-- Start of Raw records --
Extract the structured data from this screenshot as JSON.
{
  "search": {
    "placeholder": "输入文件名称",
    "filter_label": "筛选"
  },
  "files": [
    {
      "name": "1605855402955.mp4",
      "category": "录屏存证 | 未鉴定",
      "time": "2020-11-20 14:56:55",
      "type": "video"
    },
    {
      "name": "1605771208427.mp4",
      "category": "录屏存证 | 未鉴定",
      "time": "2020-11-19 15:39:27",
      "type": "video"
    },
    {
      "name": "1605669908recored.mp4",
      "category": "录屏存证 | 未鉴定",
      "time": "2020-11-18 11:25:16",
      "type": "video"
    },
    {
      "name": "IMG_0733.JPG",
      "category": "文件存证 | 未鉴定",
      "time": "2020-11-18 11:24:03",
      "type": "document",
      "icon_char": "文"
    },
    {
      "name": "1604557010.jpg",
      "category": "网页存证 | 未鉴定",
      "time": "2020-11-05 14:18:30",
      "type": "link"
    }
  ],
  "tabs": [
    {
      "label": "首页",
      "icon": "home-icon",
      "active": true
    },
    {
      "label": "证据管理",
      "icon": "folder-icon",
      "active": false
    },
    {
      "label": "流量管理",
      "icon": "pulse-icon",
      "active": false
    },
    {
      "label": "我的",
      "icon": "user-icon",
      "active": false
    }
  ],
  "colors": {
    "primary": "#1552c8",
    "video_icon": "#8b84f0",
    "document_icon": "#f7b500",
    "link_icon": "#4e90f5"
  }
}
-- End of Raw records --
### Exercise:
Pull every line containing the word "time" out of the entries above.

### Final result:
      "time": "2020-11-20 14:56:55",
      "time": "2020-11-19 15:39:27",
      "time": "2020-11-18 11:25:16",
      "time": "2020-11-18 11:24:03",
      "time": "2020-11-05 14:18:30",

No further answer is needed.